§ SUPPLIED MATERIAL
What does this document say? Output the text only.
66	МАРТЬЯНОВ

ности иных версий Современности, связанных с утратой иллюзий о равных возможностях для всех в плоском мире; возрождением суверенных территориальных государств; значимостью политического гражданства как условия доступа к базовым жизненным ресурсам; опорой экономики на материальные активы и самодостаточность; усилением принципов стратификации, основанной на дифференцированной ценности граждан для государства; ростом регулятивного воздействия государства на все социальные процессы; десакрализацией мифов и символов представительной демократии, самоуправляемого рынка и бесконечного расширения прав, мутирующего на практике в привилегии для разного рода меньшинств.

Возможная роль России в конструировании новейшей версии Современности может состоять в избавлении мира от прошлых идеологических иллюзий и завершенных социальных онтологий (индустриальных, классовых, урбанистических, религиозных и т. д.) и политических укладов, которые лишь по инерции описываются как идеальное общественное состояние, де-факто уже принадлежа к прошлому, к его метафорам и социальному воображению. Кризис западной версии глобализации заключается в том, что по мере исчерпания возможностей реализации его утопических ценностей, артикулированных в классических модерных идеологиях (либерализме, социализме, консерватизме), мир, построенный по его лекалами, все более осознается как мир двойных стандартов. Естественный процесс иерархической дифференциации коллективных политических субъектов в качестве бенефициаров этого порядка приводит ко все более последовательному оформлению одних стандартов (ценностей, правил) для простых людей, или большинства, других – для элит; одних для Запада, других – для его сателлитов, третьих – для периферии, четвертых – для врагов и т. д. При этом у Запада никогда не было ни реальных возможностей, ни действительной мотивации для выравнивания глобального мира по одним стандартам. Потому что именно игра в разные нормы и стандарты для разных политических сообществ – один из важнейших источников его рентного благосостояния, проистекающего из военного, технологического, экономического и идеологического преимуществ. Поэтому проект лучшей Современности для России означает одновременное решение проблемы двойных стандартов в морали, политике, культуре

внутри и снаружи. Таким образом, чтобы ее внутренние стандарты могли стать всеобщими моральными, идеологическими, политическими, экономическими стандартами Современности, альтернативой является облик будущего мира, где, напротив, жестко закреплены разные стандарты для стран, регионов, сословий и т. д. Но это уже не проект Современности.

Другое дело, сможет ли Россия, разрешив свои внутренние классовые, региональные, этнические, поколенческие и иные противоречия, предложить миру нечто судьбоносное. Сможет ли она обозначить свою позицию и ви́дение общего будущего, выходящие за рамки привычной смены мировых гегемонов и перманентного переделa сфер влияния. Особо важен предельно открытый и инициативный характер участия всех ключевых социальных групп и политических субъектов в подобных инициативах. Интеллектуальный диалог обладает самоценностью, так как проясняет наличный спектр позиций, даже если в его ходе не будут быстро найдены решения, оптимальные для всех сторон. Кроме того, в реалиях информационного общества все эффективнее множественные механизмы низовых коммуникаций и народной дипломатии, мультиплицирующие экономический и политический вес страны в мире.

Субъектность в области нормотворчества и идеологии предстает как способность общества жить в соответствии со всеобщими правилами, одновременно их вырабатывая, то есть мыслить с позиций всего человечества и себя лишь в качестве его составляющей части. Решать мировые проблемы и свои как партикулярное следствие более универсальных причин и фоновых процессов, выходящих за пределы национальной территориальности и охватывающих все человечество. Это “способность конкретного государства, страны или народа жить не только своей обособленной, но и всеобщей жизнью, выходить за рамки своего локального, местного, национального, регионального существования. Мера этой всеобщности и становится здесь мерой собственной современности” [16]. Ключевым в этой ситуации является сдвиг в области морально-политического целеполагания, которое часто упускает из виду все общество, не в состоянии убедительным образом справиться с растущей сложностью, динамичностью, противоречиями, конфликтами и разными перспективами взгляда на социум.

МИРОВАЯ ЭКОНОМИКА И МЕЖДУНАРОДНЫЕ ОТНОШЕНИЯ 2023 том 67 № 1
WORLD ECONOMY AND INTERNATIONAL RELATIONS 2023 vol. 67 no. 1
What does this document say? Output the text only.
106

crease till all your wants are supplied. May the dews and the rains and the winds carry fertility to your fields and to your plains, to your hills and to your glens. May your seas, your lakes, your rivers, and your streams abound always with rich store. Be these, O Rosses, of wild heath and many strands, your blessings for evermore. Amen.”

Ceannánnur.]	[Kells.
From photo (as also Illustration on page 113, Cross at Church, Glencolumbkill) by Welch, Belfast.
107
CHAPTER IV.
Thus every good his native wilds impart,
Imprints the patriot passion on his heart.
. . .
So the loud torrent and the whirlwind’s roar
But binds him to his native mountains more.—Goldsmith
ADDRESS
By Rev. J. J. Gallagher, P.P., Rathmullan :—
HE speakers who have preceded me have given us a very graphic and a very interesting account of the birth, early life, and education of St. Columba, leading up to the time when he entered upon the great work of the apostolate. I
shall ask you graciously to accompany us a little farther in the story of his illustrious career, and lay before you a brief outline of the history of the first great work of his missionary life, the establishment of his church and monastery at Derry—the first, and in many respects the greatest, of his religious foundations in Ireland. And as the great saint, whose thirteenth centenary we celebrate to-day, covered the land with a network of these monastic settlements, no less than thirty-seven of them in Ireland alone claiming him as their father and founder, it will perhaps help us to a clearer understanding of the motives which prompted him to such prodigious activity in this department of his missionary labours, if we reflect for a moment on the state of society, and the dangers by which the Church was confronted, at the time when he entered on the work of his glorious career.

§ AIM
Reproduce each line of the material above precisely.

§ ANSWER BELOW
What does this document say? Output the text only.
66	МАРТЬЯНОВ

ности иных версий Современности, связанных с утратой иллюзий о равных возможностях для всех в плоском мире; возрождением суверенных территориальных государств; значимостью политического гражданства как условия доступа к базовым жизненным ресурсам; опорой экономики на материальные активы и самодостаточность; усилением принципов стратификации, основанной на дифференцированной ценности граждан для государства; ростом регулятивного воздействия государства на все социальные процессы; десакрализацией мифов и символов представительной демократии, самоуправляемого рынка и бесконечного расширения прав, мутирующего на практике в привилегии для разного рода меньшинств.

Возможная роль России в конструировании новейшей версии Современности может состоять в избавлении мира от прошлых идеологических иллюзий и завершенных социальных онтологий (индустриальных, классовых, урбанистических, религиозных и т. д.) и политических укладов, которые лишь по инерции описываются как идеальное общественное состояние, де-факто уже принадлежа к прошлому, к его метафорам и социальному воображению. Кризис западной версии глобализации заключается в том, что по мере исчерпания возможностей реализации его утопических ценностей, артикулированных в классических модерных идеологиях (либерализме, социализме, консерватизме), мир, построенный по его лекалами, все более осознается как мир двойных стандартов. Естественный процесс иерархической дифференциации коллективных политических субъектов в качестве бенефициаров этого порядка приводит ко все более последовательному оформлению одних стандартов (ценностей, правил) для простых людей, или большинства, других – для элит; одних для Запада, других – для его сателлитов, третьих – для периферии, четвертых – для врагов и т. д. При этом у Запада никогда не было ни реальных возможностей, ни действительной мотивации для выравнивания глобального мира по одним стандартам. Потому что именно игра в разные нормы и стандарты для разных политических сообществ – один из важнейших источников его рентного благосостояния, проистекающего из военного, технологического, экономического и идеологического преимуществ. Поэтому проект лучшей Современности для России означает одновременное решение проблемы двойных стандартов в морали, политике, культуре

внутри и снаружи. Таким образом, чтобы ее внутренние стандарты могли стать всеобщими моральными, идеологическими, политическими, экономическими стандартами Современности, альтернативой является облик будущего мира, где, напротив, жестко закреплены разные стандарты для стран, регионов, сословий и т. д. Но это уже не проект Современности.

Другое дело, сможет ли Россия, разрешив свои внутренние классовые, региональные, этнические, поколенческие и иные противоречия, предложить миру нечто судьбоносное. Сможет ли она обозначить свою позицию и ви́дение общего будущего, выходящие за рамки привычной смены мировых гегемонов и перманентного переделa сфер влияния. Особо важен предельно открытый и инициативный характер участия всех ключевых социальных групп и политических субъектов в подобных инициативах. Интеллектуальный диалог обладает самоценностью, так как проясняет наличный спектр позиций, даже если в его ходе не будут быстро найдены решения, оптимальные для всех сторон. Кроме того, в реалиях информационного общества все эффективнее множественные механизмы низовых коммуникаций и народной дипломатии, мультиплицирующие экономический и политический вес страны в мире.

Субъектность в области нормотворчества и идеологии предстает как способность общества жить в соответствии со всеобщими правилами, одновременно их вырабатывая, то есть мыслить с позиций всего человечества и себя лишь в качестве его составляющей части. Решать мировые проблемы и свои как партикулярное следствие более универсальных причин и фоновых процессов, выходящих за пределы национальной территориальности и охватывающих все человечество. Это “способность конкретного государства, страны или народа жить не только своей обособленной, но и всеобщей жизнью, выходить за рамки своего локального, местного, национального, регионального существования. Мера этой всеобщности и становится здесь мерой собственной современности” [16]. Ключевым в этой ситуации является сдвиг в области морально-политического целеполагания, которое часто упускает из виду все общество, не в состоянии убедительным образом справиться с растущей сложностью, динамичностью, противоречиями, конфликтами и разными перспективами взгляда на социум.

МИРОВАЯ ЭКОНОМИКА И МЕЖДУНАРОДНЫЕ ОТНОШЕНИЯ 2023 том 67 № 1
WORLD ECONOMY AND INTERNATIONAL RELATIONS 2023 vol. 67 no. 1
What does this document say? Output the text only.
106

crease till all your wants are supplied. May the dews and the rains and the winds carry fertility to your fields and to your plains, to your hills and to your glens. May your seas, your lakes, your rivers, and your streams abound always with rich store. Be these, O Rosses, of wild heath and many strands, your blessings for evermore. Amen.”

Ceannánnur.]	[Kells.
From photo (as also Illustration on page 113, Cross at Church, Glencolumbkill) by Welch, Belfast.
107
CHAPTER IV.
Thus every good his native wilds impart,
Imprints the patriot passion on his heart.
. . .
So the loud torrent and the whirlwind’s roar
But binds him to his native mountains more.—Goldsmith
ADDRESS
By Rev. J. J. Gallagher, P.P., Rathmullan :—
HE speakers who have preceded me have given us a very graphic and a very interesting account of the birth, early life, and education of St. Columba, leading up to the time when he entered upon the great work of the apostolate. I
shall ask you graciously to accompany us a little farther in the story of his illustrious career, and lay before you a brief outline of the history of the first great work of his missionary life, the establishment of his church and monastery at Derry—the first, and in many respects the greatest, of his religious foundations in Ireland. And as the great saint, whose thirteenth centenary we celebrate to-day, covered the land with a network of these monastic settlements, no less than thirty-seven of them in Ireland alone claiming him as their father and founder, it will perhaps help us to a clearer understanding of the motives which prompted him to such prodigious activity in this department of his missionary labours, if we reflect for a moment on the state of society, and the dangers by which the Church was confronted, at the time when he entered on the work of his glorious career.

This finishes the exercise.